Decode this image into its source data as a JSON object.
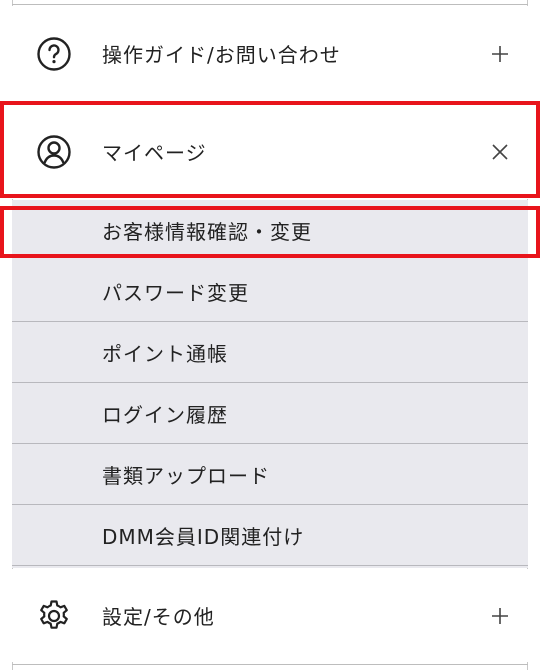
{
  "menu": {
    "guide": {
      "label": "操作ガイド/お問い合わせ",
      "icon": "question-circle-icon",
      "action_icon": "plus-icon"
    },
    "mypage": {
      "label": "マイページ",
      "icon": "user-circle-icon",
      "action_icon": "close-icon"
    },
    "settings": {
      "label": "設定/その他",
      "icon": "gear-icon",
      "action_icon": "plus-icon"
    }
  },
  "submenu": {
    "items": [
      {
        "label": "お客様情報確認・変更"
      },
      {
        "label": "パスワード変更"
      },
      {
        "label": "ポイント通帳"
      },
      {
        "label": "ログイン履歴"
      },
      {
        "label": "書類アップロード"
      },
      {
        "label": "DMM会員ID関連付け"
      }
    ]
  },
  "colors": {
    "highlight": "#e8141b",
    "submenu_bg": "#e9e9ee",
    "text": "#222222"
  }
}
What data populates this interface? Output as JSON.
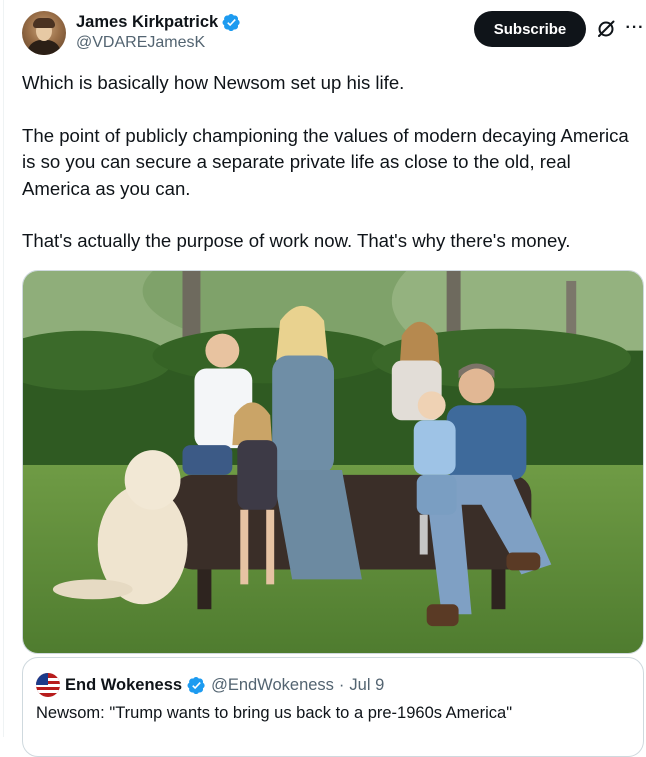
{
  "author": {
    "name": "James Kirkpatrick",
    "handle": "@VDAREJamesK",
    "verified_color": "#1d9bf0"
  },
  "actions": {
    "subscribe_label": "Subscribe",
    "grok_icon": "grok-icon",
    "more_icon": "more-horizontal-icon"
  },
  "tweet": {
    "paragraphs": [
      "Which is basically how Newsom set up his life.",
      "The point of publicly championing the values of modern decaying America is so you can secure a separate private life as close to the old, real America as you can.",
      "That's actually the purpose of work now. That's why there's money."
    ]
  },
  "quote": {
    "name": "End Wokeness",
    "handle": "@EndWokeness",
    "separator": "·",
    "date": "Jul 9",
    "text": "Newsom: \"Trump wants to bring us back to a pre-1960s America\""
  },
  "colors": {
    "text": "#0f1419",
    "secondary": "#536471",
    "border": "#cfd9de",
    "button_bg": "#0f1419"
  }
}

• _Task to carry out_
Nothing but the lines from the line containing "What data populates" through the last line of the records above is to be extracted, exactly and with no pictures.

• _Response to this exercise_
What data populates this interface? Output as JSON.
{
  "author": {
    "name": "James Kirkpatrick",
    "handle": "@VDAREJamesK",
    "verified_color": "#1d9bf0"
  },
  "actions": {
    "subscribe_label": "Subscribe",
    "grok_icon": "grok-icon",
    "more_icon": "more-horizontal-icon"
  },
  "tweet": {
    "paragraphs": [
      "Which is basically how Newsom set up his life.",
      "The point of publicly championing the values of modern decaying America is so you can secure a separate private life as close to the old, real America as you can.",
      "That's actually the purpose of work now. That's why there's money."
    ]
  },
  "quote": {
    "name": "End Wokeness",
    "handle": "@EndWokeness",
    "separator": "·",
    "date": "Jul 9",
    "text": "Newsom: \"Trump wants to bring us back to a pre-1960s America\""
  },
  "colors": {
    "text": "#0f1419",
    "secondary": "#536471",
    "border": "#cfd9de",
    "button_bg": "#0f1419"
  }
}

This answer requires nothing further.